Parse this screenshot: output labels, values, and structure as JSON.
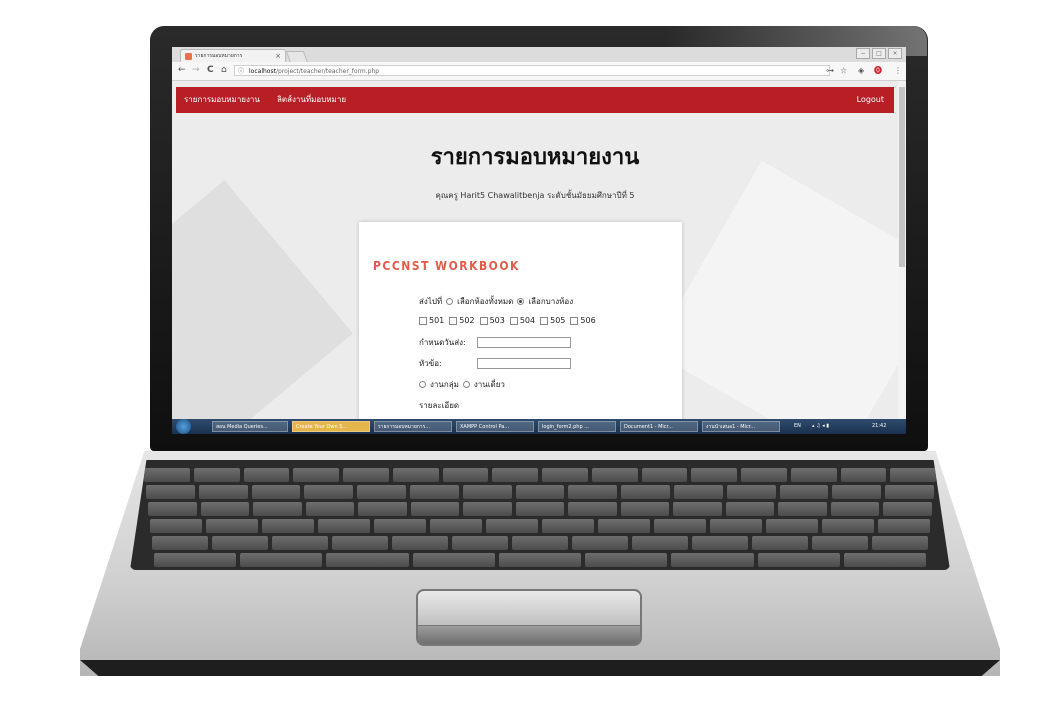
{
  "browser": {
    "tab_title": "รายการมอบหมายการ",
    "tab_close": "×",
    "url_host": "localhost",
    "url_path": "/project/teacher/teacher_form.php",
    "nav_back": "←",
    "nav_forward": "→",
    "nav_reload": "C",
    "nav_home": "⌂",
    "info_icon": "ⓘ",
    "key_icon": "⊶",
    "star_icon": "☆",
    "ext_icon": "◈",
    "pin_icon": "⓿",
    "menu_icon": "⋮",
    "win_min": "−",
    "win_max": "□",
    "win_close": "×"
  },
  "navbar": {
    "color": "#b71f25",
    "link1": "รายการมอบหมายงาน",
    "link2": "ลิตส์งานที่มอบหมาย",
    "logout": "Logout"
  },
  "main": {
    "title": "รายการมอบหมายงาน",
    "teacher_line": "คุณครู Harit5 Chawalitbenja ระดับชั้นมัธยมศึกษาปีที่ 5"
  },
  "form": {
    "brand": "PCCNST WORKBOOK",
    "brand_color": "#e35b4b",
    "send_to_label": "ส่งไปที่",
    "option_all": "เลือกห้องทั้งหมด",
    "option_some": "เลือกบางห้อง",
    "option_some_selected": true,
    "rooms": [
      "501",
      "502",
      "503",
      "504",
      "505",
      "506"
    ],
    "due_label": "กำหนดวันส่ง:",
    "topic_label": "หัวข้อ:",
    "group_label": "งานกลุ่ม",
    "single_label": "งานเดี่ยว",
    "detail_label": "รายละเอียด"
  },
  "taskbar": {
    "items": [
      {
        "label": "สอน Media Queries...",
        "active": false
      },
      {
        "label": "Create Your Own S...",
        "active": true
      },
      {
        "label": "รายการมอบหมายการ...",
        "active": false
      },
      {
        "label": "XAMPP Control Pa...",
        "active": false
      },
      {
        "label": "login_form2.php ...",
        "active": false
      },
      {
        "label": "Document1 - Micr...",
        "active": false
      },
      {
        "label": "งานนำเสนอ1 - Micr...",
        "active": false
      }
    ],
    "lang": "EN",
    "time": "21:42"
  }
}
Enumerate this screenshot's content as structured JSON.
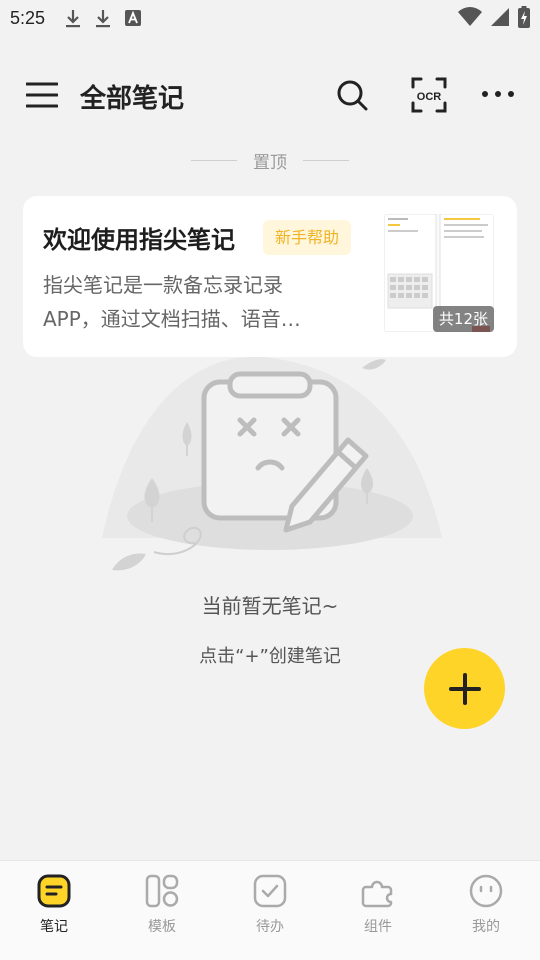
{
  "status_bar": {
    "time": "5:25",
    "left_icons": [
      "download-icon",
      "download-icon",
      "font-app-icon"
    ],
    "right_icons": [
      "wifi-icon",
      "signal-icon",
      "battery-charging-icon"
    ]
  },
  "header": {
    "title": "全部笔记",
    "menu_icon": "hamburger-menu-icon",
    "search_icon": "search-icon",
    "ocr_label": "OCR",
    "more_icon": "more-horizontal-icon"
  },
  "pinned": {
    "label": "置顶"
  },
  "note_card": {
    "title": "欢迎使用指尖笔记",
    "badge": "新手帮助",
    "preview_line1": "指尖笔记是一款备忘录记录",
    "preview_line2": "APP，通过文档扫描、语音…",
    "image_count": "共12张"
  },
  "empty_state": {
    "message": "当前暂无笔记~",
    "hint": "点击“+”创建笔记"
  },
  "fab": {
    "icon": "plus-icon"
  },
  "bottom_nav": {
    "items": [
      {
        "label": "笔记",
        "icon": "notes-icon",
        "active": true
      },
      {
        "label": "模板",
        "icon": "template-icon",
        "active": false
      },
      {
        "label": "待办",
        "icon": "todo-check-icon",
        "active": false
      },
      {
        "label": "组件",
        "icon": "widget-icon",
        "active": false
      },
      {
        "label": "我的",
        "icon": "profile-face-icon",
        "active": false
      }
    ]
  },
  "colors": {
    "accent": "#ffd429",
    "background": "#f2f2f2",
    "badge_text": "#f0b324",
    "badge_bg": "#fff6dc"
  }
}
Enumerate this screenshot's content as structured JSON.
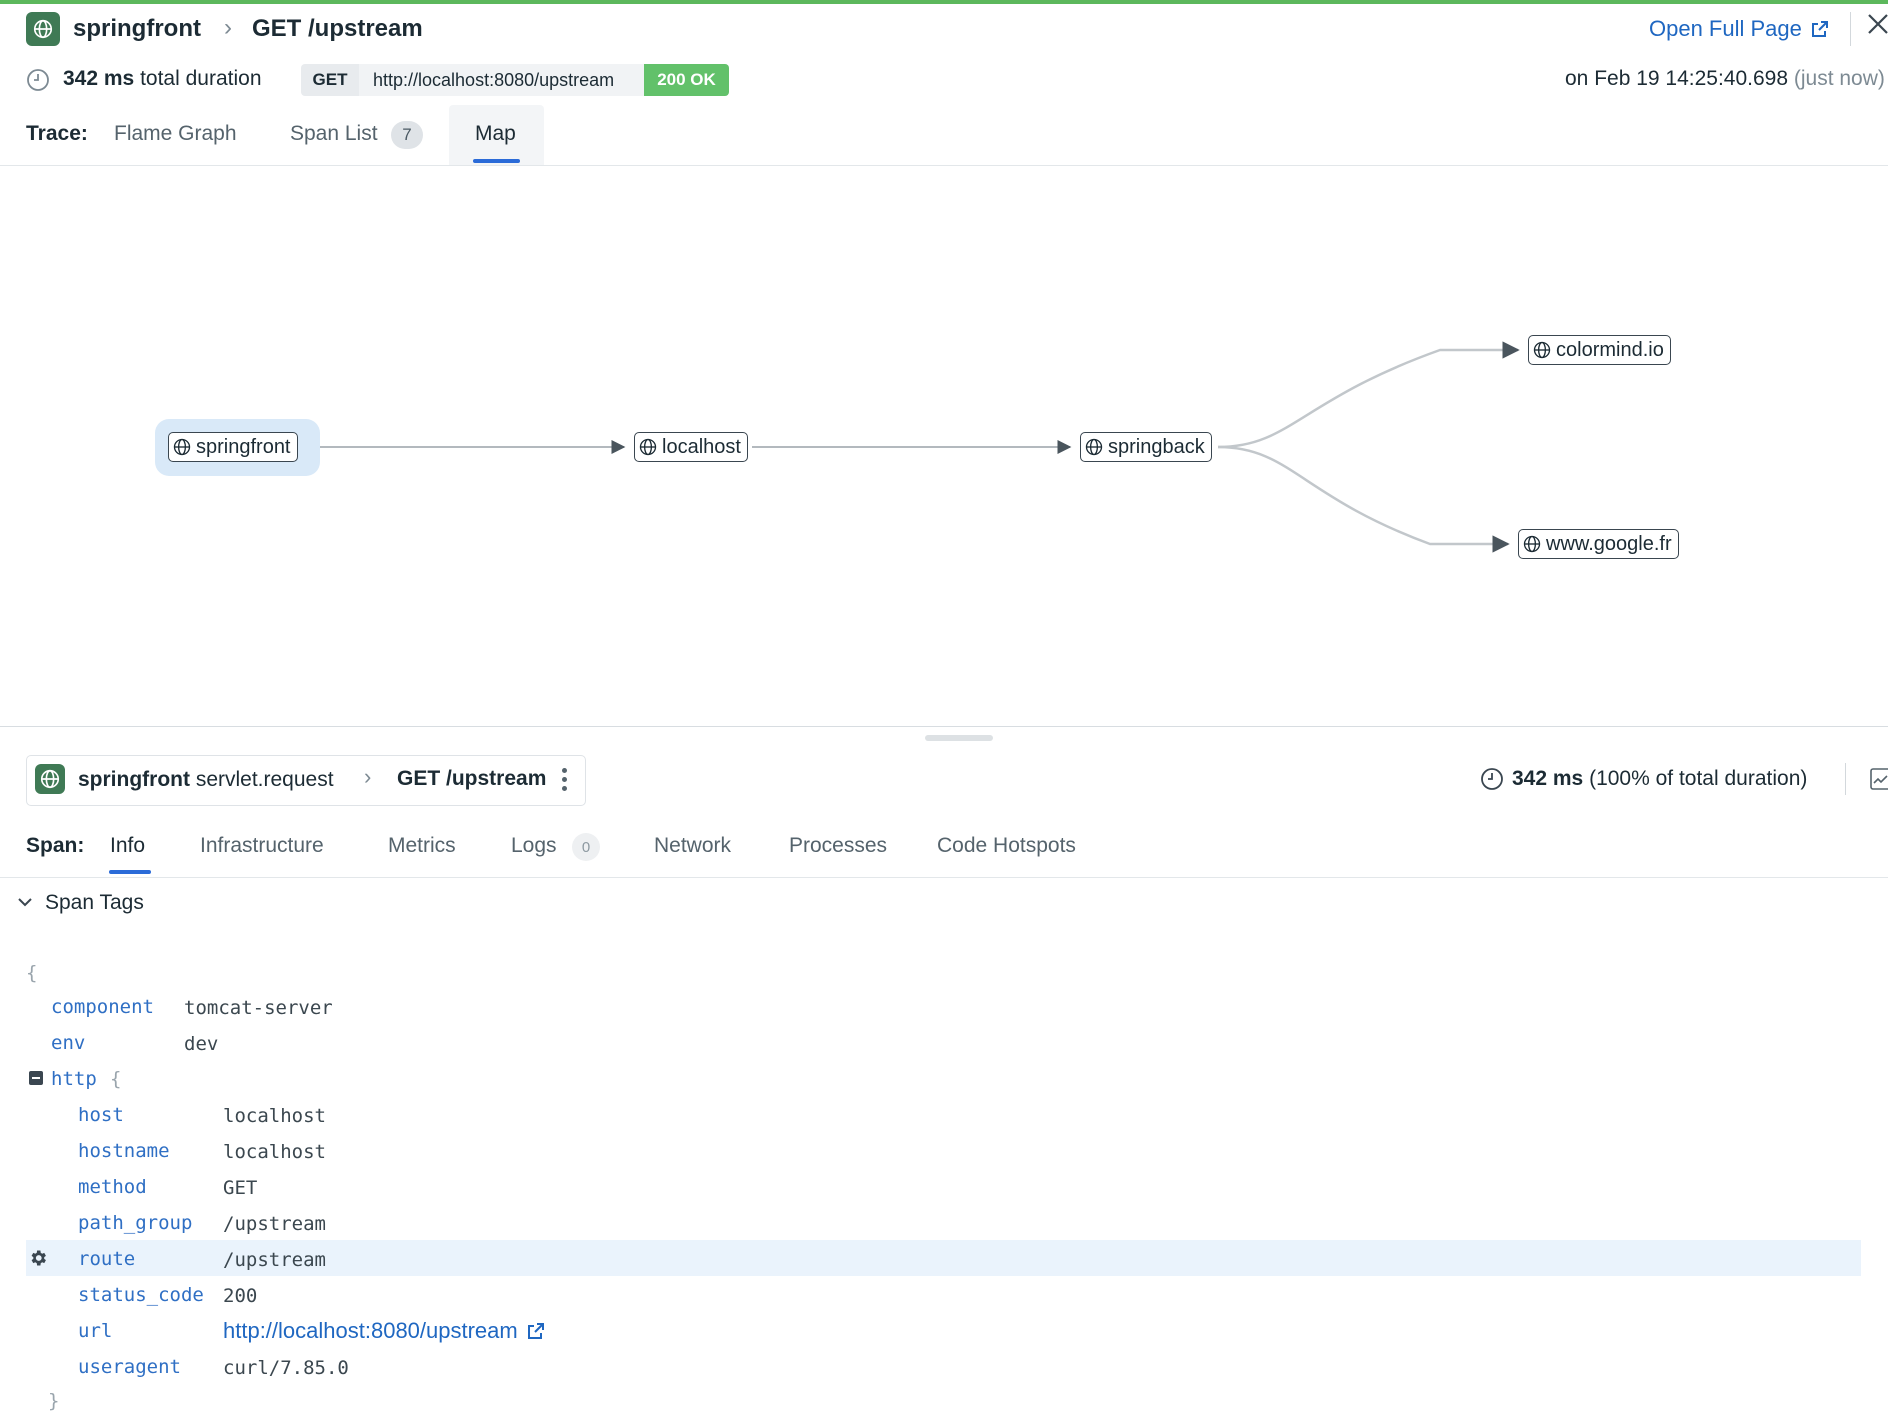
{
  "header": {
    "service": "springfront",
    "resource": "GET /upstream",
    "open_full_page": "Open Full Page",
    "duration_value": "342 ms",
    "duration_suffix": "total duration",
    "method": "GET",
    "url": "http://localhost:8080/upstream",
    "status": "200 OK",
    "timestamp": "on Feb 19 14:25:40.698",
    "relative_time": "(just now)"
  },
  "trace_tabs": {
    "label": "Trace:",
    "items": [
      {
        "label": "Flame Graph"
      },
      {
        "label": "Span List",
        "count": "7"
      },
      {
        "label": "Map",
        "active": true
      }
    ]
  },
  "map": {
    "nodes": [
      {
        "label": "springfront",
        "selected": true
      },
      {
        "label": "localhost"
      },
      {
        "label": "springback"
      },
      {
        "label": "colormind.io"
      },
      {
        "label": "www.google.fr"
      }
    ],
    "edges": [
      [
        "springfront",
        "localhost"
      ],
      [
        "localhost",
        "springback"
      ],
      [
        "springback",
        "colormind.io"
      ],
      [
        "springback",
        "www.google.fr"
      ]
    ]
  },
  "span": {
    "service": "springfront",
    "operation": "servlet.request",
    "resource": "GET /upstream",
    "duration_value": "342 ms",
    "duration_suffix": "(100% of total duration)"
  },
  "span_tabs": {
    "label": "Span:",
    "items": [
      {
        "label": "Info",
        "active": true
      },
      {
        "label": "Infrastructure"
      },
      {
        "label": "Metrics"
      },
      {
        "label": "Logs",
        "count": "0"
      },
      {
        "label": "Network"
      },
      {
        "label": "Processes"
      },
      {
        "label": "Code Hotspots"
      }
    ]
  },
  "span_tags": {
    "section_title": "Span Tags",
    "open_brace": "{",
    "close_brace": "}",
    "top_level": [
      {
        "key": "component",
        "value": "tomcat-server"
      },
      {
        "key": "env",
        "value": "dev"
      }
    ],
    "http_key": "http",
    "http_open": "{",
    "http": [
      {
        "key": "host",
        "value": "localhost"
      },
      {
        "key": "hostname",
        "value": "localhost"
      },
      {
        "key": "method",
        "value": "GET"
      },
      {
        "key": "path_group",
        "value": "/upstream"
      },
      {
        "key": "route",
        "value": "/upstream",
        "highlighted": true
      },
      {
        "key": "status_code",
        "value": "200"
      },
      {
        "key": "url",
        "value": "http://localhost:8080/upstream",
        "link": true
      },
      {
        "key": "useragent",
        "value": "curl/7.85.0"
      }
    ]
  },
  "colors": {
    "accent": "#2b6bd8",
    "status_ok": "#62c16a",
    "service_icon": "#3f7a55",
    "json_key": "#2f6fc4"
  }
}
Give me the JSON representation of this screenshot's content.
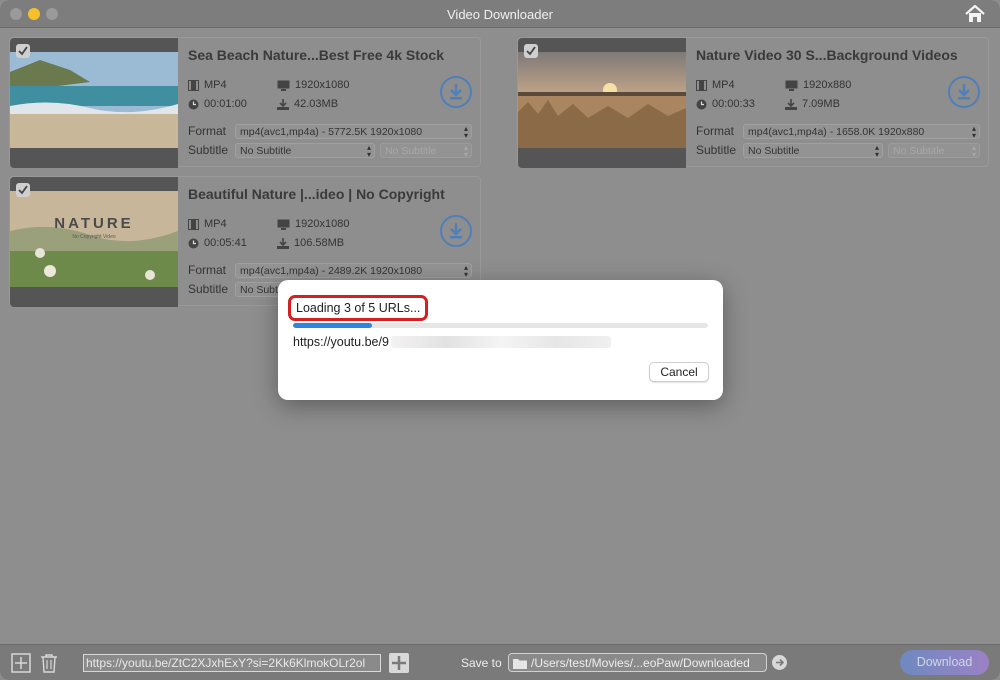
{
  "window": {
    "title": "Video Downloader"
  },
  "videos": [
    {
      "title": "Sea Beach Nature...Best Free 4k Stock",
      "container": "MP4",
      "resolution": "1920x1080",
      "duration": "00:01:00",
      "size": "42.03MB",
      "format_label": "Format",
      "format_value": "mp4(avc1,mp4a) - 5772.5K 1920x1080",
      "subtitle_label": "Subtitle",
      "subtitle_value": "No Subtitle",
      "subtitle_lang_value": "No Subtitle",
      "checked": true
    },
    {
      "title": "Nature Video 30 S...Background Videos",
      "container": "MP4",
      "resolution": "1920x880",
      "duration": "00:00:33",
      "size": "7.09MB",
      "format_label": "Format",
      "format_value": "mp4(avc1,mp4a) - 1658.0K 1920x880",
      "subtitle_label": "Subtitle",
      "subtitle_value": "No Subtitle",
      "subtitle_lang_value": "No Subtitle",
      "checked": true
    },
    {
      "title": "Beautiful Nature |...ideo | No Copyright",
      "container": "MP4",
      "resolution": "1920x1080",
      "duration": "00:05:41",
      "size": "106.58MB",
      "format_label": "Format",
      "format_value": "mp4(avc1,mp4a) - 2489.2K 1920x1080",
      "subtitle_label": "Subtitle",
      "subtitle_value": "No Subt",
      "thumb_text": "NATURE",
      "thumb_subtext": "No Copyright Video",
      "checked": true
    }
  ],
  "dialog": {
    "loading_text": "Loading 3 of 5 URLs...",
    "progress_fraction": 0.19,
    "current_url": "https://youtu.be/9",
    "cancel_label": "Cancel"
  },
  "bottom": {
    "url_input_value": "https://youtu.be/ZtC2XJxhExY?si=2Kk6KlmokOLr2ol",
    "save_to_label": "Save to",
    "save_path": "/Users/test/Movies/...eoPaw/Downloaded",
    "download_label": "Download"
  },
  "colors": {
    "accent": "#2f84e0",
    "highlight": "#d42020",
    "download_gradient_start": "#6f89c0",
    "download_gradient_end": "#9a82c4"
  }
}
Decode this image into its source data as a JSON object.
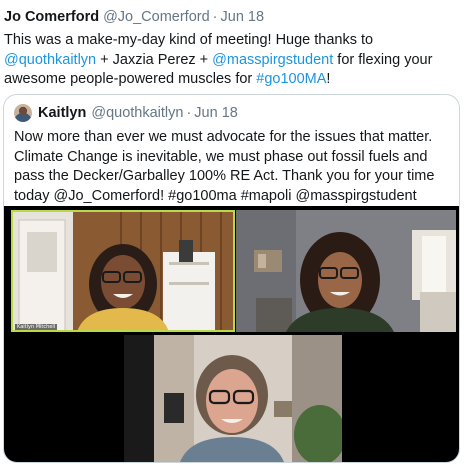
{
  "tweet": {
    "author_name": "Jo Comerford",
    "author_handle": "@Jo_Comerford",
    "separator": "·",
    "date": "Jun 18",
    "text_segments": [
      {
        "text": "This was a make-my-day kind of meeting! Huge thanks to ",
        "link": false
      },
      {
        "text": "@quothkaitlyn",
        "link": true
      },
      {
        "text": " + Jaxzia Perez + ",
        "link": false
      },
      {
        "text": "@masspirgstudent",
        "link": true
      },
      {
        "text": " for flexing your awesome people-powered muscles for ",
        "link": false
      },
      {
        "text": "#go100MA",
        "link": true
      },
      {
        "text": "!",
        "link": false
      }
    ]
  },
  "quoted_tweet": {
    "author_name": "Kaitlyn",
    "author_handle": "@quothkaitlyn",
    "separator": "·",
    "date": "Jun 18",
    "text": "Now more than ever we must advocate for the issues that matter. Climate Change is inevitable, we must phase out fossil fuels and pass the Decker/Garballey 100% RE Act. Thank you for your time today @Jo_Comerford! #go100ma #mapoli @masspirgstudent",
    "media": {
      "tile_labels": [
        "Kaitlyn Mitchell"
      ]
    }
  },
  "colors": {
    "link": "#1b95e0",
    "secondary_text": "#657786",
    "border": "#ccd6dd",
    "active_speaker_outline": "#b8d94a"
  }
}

* * * * *

**Given task:** Select every line above that contains the word "accent", and copy it.

**Solution for this exercise:**
    "accent": "#ffd429",
    "accent": "#2b6bd8",
    "accent": "#2f84e0",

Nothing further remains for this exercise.